In June 2018, the results of a New York City congressional primary woke people up to the prospect that a new politics might upend the status quo within the Democratic Party and across the nation. A democratic socialist who had worked on the 2016 presidential campaign of Bernie Sanders, and who ran a grassroots campaign that championed economic, social, and racial justice, defeated one of the top Democrats in the House of Representatives. And suddenly everyone was talking about Alexandria Ocasio-Cortez.

But a lot of the talk was dismissive: She upset a 10-term incumbent who wasn’t paying attention, we were told. It was a low-turnout election that drew fewer than 30,000 voters. The leader of the Democrats in the House, Nancy Pelosi, pointedly rejected the notion that AOC’s win represented a seismic shift in the party’s direction. It was a result of one race in one district; she warned, “It is not to be viewed as something that stands for everything else.”

□ □ □ □

▸ **Tasks to carry out**
1) Rewrite the passage about Alexandria Ocasio-Cortez's 2018 primary win between "In June 2018, the" and "about Alexandria Ocasio-Cortez.", inclusive, putting "House primary" in place of "congressional primary".
2) Continue the passage about Alexandria Ocasio-Cortez's 2018 primary win from its final sentence.

(Excerpts from a layout annotation set)
□ □ □ □

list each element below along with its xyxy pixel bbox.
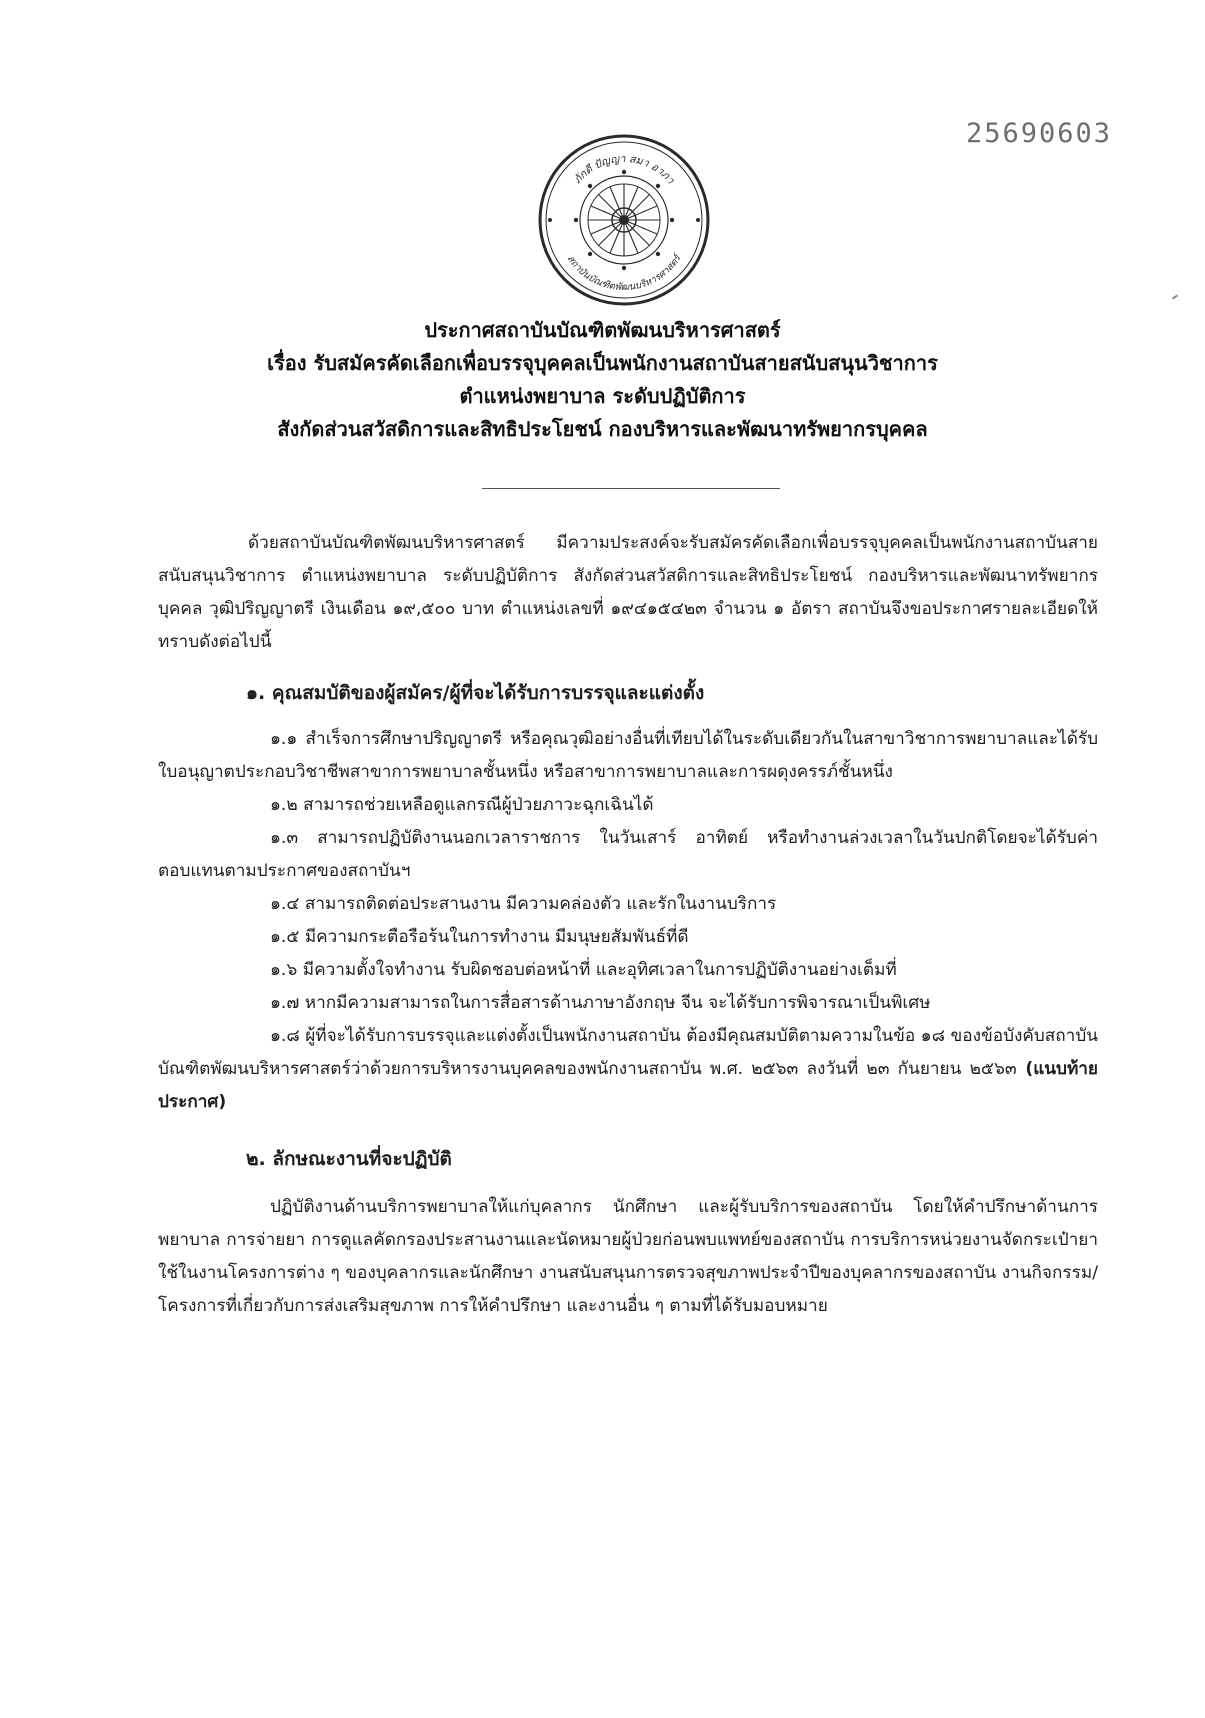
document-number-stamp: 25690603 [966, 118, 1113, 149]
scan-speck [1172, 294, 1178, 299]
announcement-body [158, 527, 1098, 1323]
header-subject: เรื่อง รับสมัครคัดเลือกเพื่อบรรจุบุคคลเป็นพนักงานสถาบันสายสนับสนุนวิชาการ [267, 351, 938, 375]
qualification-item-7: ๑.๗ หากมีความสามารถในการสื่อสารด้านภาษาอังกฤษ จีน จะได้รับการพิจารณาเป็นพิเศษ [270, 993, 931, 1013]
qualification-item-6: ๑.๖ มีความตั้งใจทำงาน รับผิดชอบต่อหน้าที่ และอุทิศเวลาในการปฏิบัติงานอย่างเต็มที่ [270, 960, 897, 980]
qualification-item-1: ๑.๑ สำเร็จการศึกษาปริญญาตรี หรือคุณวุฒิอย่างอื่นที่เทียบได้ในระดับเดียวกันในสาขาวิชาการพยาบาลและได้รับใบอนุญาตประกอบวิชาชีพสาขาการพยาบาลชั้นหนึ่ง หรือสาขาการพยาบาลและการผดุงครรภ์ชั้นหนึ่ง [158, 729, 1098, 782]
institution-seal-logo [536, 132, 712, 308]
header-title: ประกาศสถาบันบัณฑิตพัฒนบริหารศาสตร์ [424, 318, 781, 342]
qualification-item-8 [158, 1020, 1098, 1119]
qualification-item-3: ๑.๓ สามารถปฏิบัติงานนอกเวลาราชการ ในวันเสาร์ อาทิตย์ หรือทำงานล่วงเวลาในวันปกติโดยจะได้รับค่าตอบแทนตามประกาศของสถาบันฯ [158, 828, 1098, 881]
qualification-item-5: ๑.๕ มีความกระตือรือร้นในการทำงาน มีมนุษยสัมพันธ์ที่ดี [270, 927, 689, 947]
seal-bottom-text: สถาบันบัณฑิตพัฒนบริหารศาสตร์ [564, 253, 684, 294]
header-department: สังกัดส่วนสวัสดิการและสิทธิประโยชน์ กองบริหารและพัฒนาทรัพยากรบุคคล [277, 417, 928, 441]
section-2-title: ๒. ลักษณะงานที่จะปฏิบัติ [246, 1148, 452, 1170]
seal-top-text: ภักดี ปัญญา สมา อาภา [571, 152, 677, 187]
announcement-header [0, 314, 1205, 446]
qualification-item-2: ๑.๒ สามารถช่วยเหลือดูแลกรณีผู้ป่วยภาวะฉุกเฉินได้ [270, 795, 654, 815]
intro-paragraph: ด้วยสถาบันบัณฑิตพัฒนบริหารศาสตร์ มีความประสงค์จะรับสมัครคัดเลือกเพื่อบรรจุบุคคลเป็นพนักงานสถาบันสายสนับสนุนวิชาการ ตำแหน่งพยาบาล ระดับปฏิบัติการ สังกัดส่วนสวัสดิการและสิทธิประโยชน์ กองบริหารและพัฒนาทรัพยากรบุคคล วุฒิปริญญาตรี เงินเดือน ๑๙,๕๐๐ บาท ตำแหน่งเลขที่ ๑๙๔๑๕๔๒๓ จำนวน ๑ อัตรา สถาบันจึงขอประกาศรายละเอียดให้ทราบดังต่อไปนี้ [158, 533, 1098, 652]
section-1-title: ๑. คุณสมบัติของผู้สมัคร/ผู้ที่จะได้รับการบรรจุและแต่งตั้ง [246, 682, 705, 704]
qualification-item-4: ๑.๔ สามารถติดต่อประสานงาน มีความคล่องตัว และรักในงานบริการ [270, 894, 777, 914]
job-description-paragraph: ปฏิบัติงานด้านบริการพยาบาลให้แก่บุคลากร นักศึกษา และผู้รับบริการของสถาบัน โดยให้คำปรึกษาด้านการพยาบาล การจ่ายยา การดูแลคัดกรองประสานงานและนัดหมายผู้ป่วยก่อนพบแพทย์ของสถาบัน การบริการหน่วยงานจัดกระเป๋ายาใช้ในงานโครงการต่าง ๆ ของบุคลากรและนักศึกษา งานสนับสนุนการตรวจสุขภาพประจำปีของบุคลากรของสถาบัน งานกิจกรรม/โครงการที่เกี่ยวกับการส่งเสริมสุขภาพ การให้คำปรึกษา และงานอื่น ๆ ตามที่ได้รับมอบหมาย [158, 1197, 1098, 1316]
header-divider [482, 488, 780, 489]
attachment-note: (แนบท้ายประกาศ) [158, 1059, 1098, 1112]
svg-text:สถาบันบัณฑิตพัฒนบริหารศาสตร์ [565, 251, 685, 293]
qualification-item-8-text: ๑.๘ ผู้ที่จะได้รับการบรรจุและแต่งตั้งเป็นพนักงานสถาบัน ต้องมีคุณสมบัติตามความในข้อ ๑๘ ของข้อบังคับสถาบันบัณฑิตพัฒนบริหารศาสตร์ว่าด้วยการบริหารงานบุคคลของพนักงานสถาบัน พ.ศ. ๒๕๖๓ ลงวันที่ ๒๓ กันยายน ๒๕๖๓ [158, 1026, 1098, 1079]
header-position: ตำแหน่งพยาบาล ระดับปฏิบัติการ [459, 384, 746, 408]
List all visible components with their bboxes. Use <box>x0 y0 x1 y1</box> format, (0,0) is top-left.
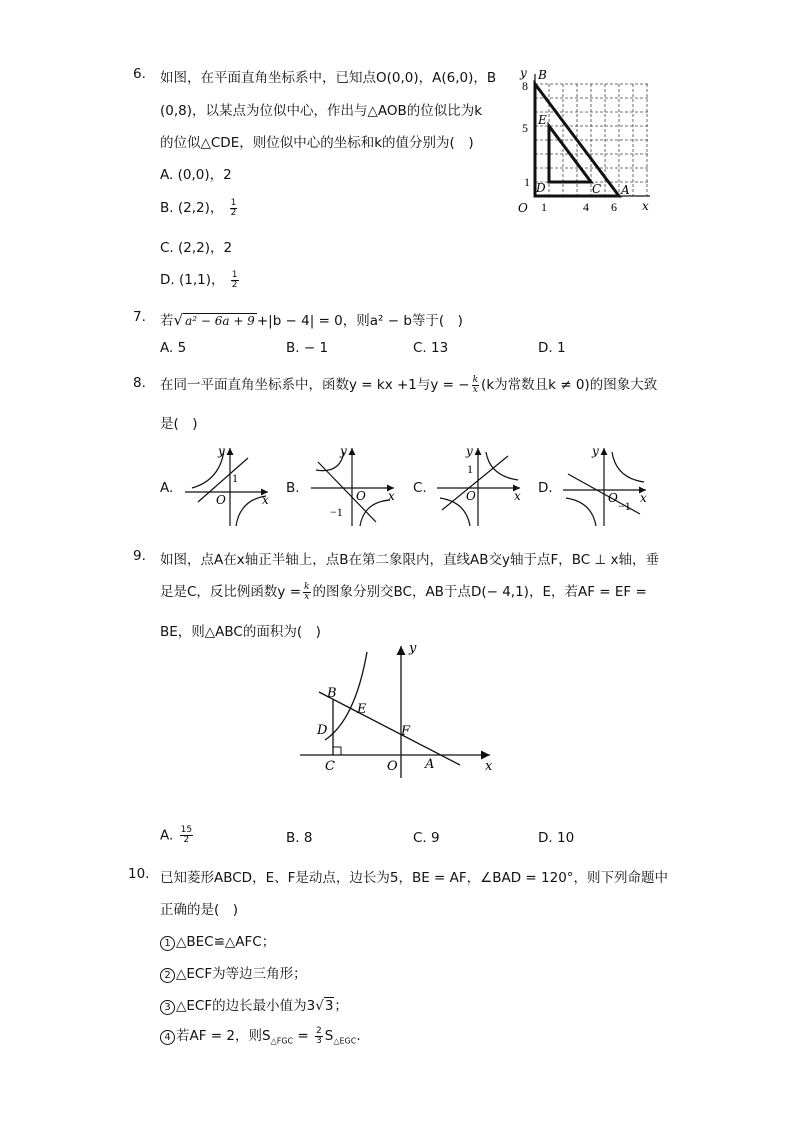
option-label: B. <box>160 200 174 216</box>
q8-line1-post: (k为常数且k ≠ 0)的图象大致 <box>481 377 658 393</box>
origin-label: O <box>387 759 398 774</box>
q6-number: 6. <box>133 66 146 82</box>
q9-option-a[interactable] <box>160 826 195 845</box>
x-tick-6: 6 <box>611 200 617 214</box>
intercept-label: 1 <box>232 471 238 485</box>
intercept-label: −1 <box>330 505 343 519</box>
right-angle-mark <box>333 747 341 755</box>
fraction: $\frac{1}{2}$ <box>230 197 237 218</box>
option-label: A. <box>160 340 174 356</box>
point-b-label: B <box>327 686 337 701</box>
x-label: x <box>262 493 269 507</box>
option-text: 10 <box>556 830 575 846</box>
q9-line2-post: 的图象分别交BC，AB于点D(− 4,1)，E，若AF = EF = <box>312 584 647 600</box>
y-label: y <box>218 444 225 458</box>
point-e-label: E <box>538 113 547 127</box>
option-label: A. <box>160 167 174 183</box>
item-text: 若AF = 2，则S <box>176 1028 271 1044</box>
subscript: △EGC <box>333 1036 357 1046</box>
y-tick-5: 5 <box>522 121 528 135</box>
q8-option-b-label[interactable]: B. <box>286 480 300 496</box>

□ □ □ □

▸ **Solved problems**
1)
In June 2018, the results of a New York City House primary woke people up to the prospect that a new politics might upend the status quo within the Democratic Party and across the nation. A democratic socialist who had worked on the 2016 presidential campaign of Bernie Sanders, and who ran a grassroots campaign that championed economic, social, and racial justice, defeated one of the top Democrats in the House of Representatives. And suddenly everyone was talking about Alexandria Ocasio-Cortez.

2)
Then came June 2020. Against a well-funded challenge from a former CNBC anchor who tried to suggest that the new incumbent was out of touch with the Bronx and Queens, AOC was winning bigger. A lot bigger. In a multicandidate field, the incumbent was securing almost 73 percent of the vote in the initial count from Tuesday’s primary. Indeed, with many absentee ballots yet to be tabulated, she already had more than 27,000 votes—close to the combined vote that she and former representative Joe Crowley accumulated two years ago.

“When I won in 2018, many dismissed our victory as a ‘fluke.’ Our win was treated as an aberration, or because my opponent ‘didn’t try,’” said Ocasio-Cortez as the magnitude of her win in the city’s 14th congressional district was becoming clear on Tuesday night. “So from the start, tonight’s race was important to me. Tonight we are proving that the people’s movement in New York isn’t an accident. It’s a mandate.”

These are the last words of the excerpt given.